Supplied passage:

★ ★ ★ ★ ★

Learning by listening
Why you should learn a language through listening rather than by reading a textbook.
Here, I am going to explain why you should learn a language mostly through listening rather than through written text. I will also dive deeper and demonstrate how too much emphasis on written text can directly prevent you from achieving true mastery of the language. In other words:
Attempting to learn a language exclusively from books can interfere with natural acquisition.
Key points:
If we begin our “language learning journey” with written language, we are forcing the brain to store the language in a part of the brain called “the visual cortex.” We are essentially learning to recognize “drawings” of words.
Language, however, belongs in the auditory centers of the brain.
When you learn through listening, you activate deeper and older systems in the brain that are specialized in detecting nuances, pitch, and rhythm.
Visual Memory vs. Auditory Memory
Speech and sound are the primary forms of human communication. They have been with us for hundreds of thousands of years, while the world’s oldest written language is just over 5,000 years old.

★ ★ ★ ★ ★

What to produce: Condense the piece on learning by listening into two sentences. These rows have nothing to do with the piece on learning by listening.

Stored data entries

★ ★ ★ ★ ★

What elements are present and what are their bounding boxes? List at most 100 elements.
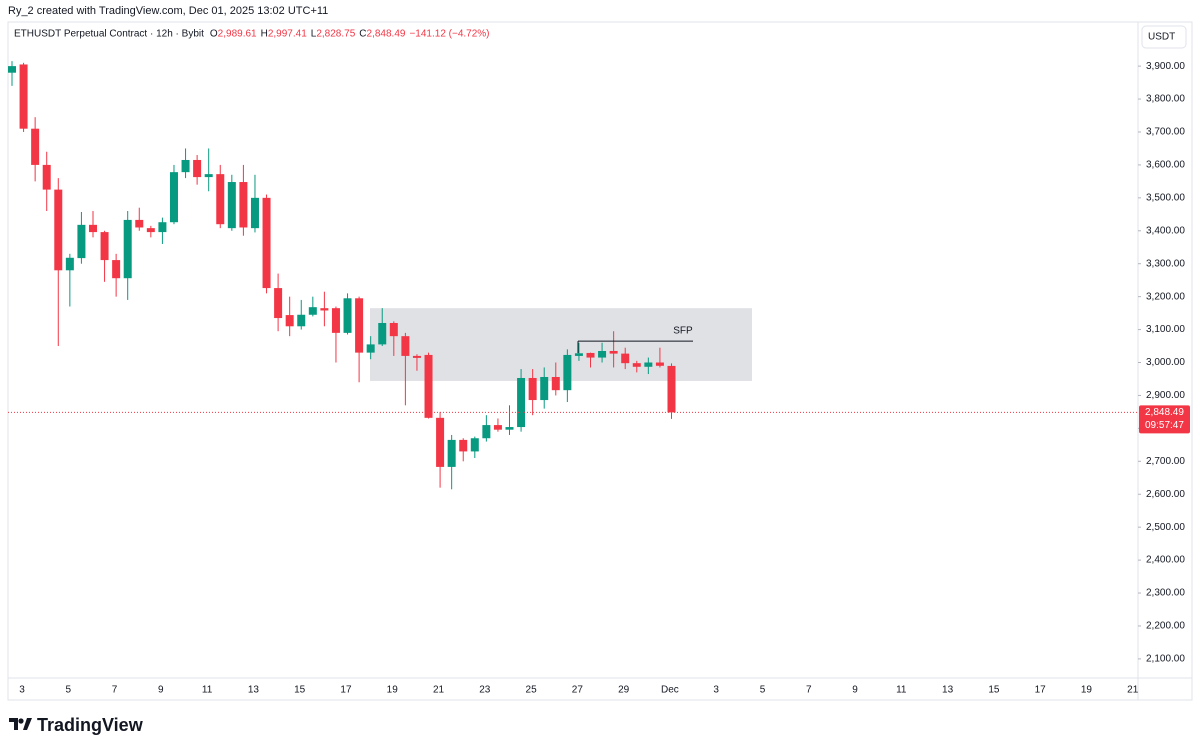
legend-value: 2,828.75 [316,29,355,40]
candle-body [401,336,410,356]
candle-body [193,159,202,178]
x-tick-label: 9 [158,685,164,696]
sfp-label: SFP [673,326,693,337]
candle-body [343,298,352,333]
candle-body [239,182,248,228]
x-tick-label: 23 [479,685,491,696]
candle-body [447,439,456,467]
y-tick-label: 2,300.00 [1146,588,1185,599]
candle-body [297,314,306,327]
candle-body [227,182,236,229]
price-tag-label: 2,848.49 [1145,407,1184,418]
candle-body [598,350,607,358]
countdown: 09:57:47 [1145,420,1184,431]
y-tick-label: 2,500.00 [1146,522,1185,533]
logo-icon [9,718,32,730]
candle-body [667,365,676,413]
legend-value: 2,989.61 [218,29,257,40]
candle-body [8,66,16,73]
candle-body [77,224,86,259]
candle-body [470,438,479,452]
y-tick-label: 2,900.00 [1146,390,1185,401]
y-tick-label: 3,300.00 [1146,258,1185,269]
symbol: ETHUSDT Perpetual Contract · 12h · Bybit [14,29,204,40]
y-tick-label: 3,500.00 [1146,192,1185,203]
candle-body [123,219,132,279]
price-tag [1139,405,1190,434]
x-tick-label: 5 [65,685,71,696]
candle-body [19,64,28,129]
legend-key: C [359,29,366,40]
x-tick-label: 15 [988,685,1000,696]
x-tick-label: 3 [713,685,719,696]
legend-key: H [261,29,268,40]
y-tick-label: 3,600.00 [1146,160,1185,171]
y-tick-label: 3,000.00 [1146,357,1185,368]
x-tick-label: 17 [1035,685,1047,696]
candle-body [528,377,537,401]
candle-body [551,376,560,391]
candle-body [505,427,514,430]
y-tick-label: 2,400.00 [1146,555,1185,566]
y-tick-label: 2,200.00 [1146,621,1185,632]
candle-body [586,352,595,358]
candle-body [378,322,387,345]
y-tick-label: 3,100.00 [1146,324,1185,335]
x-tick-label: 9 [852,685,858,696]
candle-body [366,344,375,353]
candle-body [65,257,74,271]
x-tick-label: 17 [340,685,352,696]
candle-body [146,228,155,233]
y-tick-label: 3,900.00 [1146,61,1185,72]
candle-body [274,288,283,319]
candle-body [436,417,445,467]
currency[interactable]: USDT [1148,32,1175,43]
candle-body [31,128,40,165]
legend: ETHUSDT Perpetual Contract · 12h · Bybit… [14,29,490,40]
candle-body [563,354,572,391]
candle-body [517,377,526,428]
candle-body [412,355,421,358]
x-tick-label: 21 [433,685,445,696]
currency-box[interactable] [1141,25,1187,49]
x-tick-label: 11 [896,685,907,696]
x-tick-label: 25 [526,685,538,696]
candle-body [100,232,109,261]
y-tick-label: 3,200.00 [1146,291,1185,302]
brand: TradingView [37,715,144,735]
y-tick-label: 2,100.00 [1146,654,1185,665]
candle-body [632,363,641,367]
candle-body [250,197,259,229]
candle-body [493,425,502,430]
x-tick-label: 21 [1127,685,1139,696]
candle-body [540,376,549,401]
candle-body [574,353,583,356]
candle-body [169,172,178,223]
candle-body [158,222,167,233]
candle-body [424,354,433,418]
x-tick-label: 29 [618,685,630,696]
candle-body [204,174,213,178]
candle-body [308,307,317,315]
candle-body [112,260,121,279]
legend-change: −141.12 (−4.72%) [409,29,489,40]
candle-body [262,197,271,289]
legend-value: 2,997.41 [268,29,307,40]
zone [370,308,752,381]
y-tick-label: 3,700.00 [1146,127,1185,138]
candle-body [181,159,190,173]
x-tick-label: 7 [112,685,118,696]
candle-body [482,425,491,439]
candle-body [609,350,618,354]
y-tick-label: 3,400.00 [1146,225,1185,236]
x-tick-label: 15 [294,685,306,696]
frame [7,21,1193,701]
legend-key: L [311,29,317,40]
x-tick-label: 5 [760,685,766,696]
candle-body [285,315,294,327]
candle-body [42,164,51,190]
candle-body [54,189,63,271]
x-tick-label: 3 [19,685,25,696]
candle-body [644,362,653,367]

★ ★ ★ ★ ★

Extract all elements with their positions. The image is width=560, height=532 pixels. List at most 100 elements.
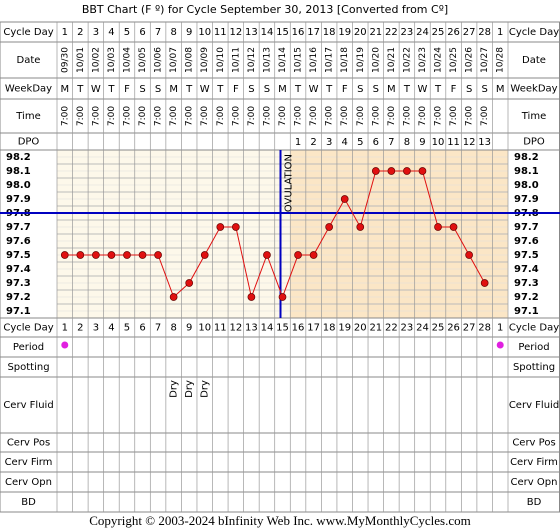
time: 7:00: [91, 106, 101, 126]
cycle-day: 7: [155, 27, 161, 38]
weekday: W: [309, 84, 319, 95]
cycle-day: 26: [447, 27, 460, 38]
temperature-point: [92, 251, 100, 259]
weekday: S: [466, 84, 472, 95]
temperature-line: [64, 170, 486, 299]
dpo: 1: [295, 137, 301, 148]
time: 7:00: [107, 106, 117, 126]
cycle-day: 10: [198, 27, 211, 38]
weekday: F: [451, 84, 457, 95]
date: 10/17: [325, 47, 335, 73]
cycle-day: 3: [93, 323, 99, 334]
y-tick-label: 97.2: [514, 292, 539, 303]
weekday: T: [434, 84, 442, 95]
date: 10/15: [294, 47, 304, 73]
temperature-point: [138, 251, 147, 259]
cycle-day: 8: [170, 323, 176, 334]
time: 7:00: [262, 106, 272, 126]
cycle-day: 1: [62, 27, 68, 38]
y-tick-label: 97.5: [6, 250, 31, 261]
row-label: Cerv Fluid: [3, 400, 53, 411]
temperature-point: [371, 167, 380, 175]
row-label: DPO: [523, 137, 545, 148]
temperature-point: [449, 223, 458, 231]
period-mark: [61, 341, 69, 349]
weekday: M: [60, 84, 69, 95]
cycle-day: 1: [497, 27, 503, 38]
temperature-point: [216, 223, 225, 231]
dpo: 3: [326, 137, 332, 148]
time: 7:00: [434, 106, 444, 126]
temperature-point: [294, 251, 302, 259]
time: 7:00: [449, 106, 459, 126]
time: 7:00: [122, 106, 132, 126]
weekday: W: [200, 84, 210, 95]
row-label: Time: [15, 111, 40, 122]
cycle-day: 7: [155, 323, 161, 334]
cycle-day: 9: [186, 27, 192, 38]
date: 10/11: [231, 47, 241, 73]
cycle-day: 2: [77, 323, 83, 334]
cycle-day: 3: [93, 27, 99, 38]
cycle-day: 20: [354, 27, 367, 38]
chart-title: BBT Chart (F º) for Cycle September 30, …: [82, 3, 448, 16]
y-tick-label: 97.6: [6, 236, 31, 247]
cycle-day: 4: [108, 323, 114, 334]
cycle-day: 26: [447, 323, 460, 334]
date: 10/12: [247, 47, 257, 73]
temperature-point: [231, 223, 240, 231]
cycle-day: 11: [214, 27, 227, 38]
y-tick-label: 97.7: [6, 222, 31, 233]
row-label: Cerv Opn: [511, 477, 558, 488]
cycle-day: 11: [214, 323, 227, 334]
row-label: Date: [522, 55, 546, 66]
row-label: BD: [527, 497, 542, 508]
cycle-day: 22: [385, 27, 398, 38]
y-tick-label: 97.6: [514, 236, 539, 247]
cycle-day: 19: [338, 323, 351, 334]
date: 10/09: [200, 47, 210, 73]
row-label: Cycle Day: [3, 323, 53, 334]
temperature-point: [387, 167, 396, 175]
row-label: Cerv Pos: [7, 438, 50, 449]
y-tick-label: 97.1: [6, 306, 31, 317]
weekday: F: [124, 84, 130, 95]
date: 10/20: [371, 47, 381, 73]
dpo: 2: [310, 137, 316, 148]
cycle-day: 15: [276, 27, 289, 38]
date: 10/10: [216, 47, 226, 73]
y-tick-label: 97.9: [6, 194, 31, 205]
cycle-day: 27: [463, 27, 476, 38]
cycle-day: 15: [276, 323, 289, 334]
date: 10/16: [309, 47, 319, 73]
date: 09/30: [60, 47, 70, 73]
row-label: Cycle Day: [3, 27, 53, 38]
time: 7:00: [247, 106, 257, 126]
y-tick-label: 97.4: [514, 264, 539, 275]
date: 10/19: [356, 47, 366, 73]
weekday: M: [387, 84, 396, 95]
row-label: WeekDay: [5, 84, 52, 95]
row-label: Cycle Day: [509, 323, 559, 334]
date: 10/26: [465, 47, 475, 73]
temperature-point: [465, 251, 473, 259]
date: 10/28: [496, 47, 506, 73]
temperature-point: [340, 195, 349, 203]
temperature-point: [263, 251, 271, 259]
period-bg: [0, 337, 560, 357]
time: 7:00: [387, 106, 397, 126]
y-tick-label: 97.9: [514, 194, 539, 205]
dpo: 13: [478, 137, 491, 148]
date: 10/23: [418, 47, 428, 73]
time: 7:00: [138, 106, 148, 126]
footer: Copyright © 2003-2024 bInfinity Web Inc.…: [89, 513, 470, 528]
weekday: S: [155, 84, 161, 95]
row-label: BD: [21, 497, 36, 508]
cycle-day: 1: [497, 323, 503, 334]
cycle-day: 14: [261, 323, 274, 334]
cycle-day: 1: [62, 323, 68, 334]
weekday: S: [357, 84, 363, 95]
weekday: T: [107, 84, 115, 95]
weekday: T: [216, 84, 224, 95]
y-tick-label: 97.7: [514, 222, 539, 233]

★ ★ ★ ★ ★

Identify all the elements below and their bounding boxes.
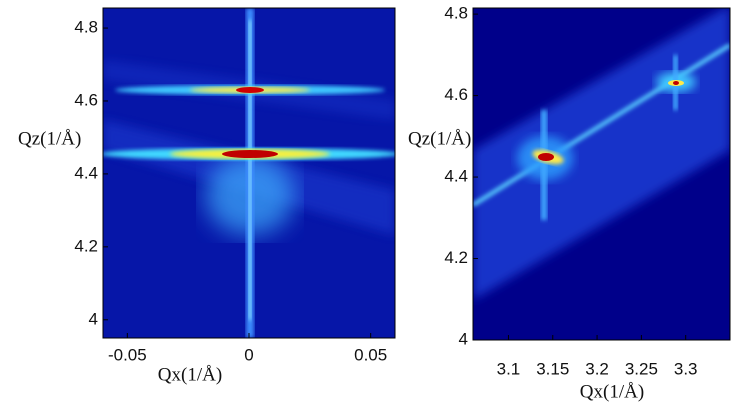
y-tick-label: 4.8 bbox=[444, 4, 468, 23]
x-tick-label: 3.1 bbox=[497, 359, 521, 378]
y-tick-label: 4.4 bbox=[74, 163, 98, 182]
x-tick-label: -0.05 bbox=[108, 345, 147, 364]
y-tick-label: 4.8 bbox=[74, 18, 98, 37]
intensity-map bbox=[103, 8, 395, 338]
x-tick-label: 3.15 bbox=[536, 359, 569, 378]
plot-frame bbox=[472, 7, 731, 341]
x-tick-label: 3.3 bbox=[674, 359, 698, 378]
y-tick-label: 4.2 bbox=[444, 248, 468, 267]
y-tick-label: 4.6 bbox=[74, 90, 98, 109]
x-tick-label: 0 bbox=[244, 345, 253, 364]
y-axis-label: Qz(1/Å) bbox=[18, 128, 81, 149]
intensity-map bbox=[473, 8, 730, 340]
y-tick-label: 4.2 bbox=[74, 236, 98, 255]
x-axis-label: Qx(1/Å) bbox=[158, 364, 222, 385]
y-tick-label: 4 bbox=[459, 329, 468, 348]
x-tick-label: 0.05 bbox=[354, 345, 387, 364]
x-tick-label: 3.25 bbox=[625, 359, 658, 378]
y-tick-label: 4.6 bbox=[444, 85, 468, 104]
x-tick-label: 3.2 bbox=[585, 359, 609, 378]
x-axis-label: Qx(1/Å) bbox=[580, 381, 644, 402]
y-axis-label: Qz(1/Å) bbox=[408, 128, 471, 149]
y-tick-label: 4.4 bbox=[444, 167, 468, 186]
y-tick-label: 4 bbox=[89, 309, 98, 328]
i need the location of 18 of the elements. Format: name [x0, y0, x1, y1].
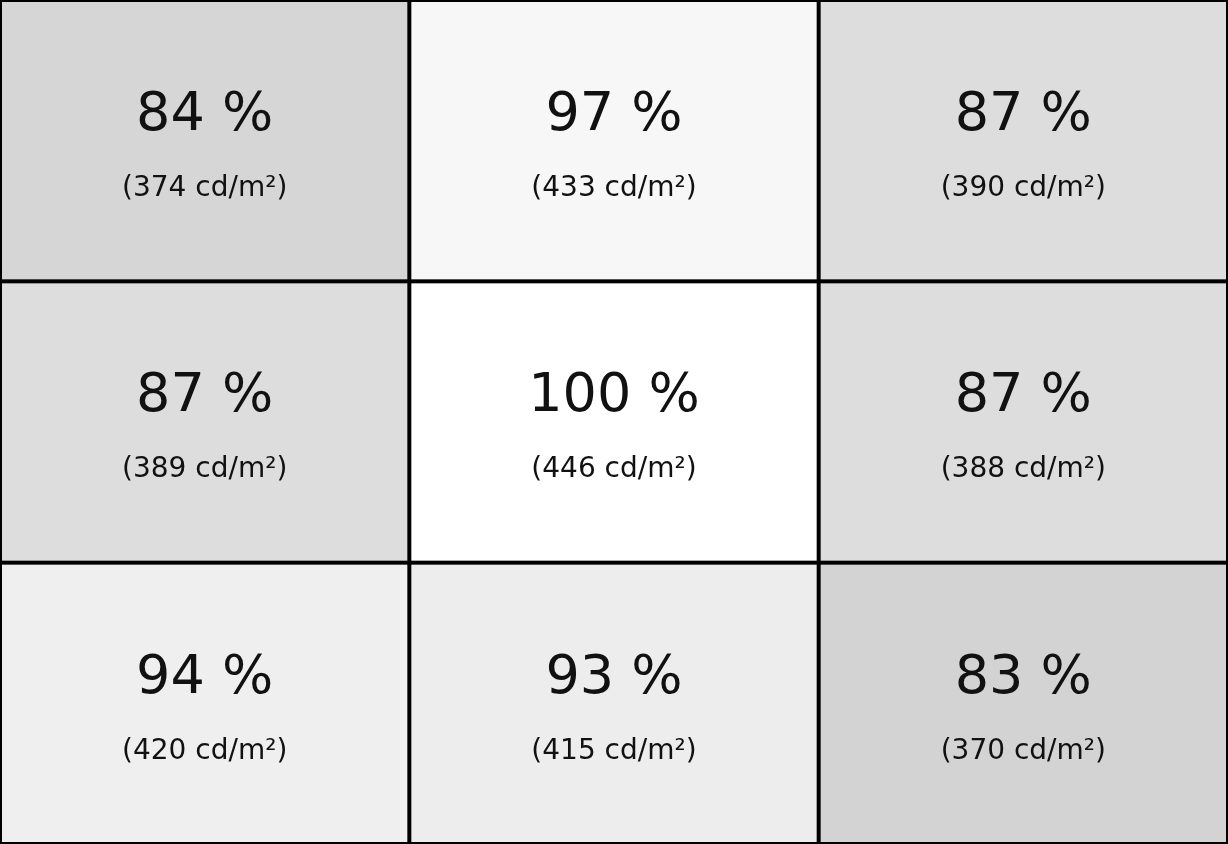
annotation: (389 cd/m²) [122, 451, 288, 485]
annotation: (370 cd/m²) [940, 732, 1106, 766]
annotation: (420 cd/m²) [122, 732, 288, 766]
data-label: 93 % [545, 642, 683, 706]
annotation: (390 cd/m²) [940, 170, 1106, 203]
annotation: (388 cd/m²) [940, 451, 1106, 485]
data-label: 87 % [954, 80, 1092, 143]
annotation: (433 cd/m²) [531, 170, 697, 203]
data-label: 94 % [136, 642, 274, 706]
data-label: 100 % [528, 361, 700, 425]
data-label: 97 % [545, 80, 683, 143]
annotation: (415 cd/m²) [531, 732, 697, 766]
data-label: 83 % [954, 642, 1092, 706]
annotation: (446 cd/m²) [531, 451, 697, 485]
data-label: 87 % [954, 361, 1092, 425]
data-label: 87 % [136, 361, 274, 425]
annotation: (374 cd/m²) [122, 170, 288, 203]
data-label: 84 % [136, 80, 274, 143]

★ ★ ★ ★ ★

Solution to the exercise: A language should be learned mostly through listening rather than written text, since learning exclusively from books can interfere with natural acquisition. Starting with written language makes the brain store it in the visual cortex as "drawings" of words, while listening activates deeper, older brain systems specialized in detecting nuances, pitch, and rhythm.